▶ **EXERCISE GOAL**
Which lines below hold the word "stud"? Copy all of them.

— START —

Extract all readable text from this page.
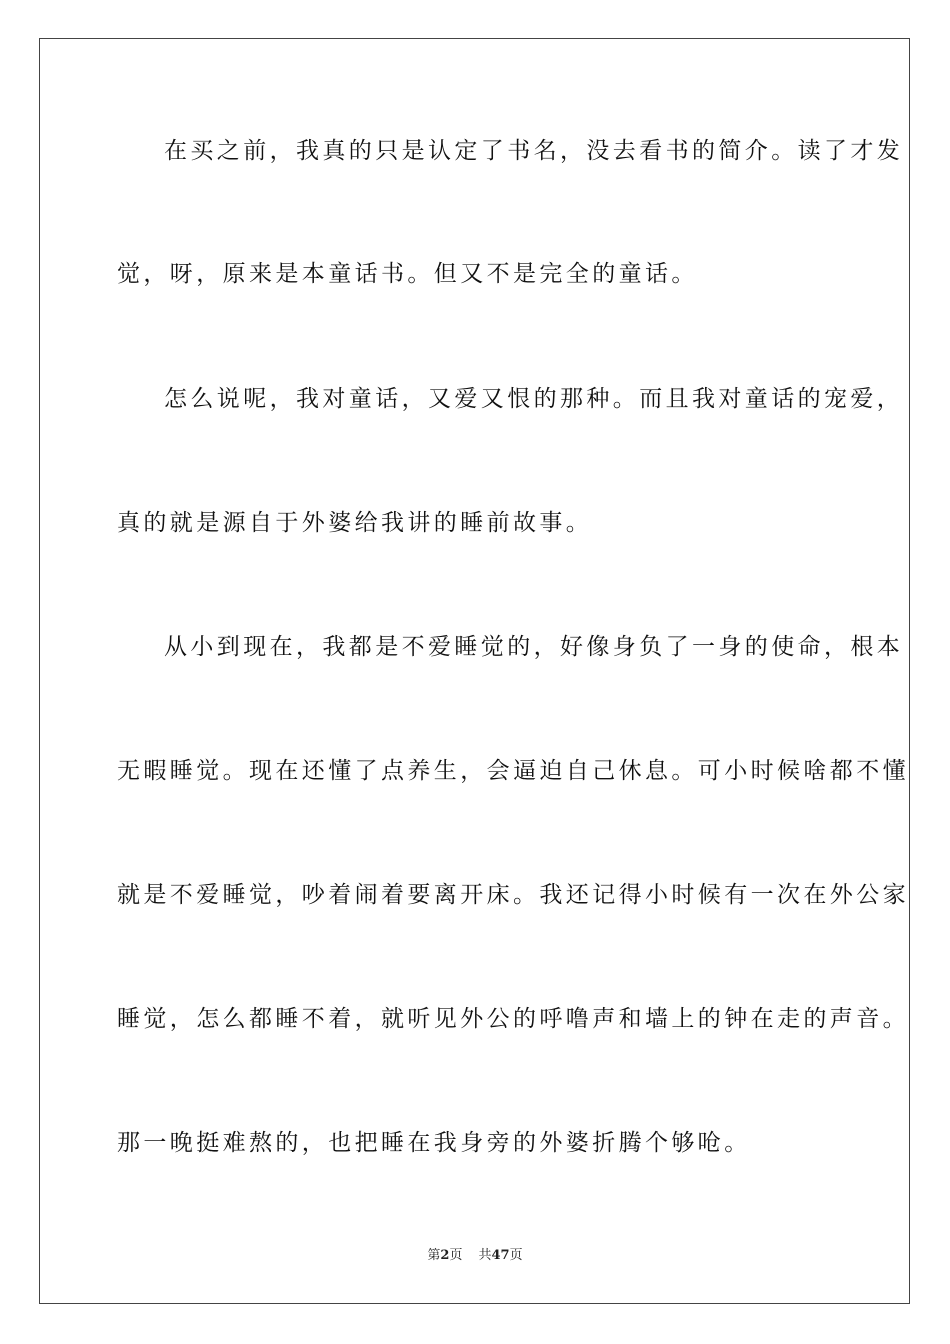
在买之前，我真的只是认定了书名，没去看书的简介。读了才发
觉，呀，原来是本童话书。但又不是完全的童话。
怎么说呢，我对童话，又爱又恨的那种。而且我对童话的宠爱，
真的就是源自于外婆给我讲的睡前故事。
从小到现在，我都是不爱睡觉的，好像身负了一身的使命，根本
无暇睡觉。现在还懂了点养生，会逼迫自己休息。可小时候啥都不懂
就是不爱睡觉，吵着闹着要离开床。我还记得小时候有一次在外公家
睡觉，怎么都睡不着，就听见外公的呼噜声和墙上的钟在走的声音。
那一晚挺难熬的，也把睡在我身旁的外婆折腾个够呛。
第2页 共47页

— END —
— START —

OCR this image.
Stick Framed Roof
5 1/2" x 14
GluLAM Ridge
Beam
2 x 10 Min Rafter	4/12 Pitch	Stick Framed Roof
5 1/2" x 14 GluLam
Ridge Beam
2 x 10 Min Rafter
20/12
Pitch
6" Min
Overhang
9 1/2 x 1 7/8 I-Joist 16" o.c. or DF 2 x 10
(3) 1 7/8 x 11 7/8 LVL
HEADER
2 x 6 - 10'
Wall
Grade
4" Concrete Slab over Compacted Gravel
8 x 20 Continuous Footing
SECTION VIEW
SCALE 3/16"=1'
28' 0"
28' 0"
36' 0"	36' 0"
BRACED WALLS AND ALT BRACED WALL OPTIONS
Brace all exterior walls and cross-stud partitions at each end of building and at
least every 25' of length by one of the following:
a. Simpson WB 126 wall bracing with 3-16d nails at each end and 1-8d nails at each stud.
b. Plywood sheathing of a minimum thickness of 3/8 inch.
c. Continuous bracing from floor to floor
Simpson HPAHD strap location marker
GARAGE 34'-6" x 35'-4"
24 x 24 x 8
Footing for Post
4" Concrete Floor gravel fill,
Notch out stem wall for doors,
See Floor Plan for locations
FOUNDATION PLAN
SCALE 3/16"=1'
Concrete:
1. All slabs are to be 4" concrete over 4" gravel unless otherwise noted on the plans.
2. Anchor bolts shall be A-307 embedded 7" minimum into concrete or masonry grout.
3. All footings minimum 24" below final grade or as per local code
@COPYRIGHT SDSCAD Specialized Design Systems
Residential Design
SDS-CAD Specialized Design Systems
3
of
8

— END —

▶ **TASK RESPONSE**
Brace all exterior walls and cross-stud partitions at each end of building and at
a. Simpson WB 126 wall bracing with 3-16d nails at each end and 1-8d nails at each stud.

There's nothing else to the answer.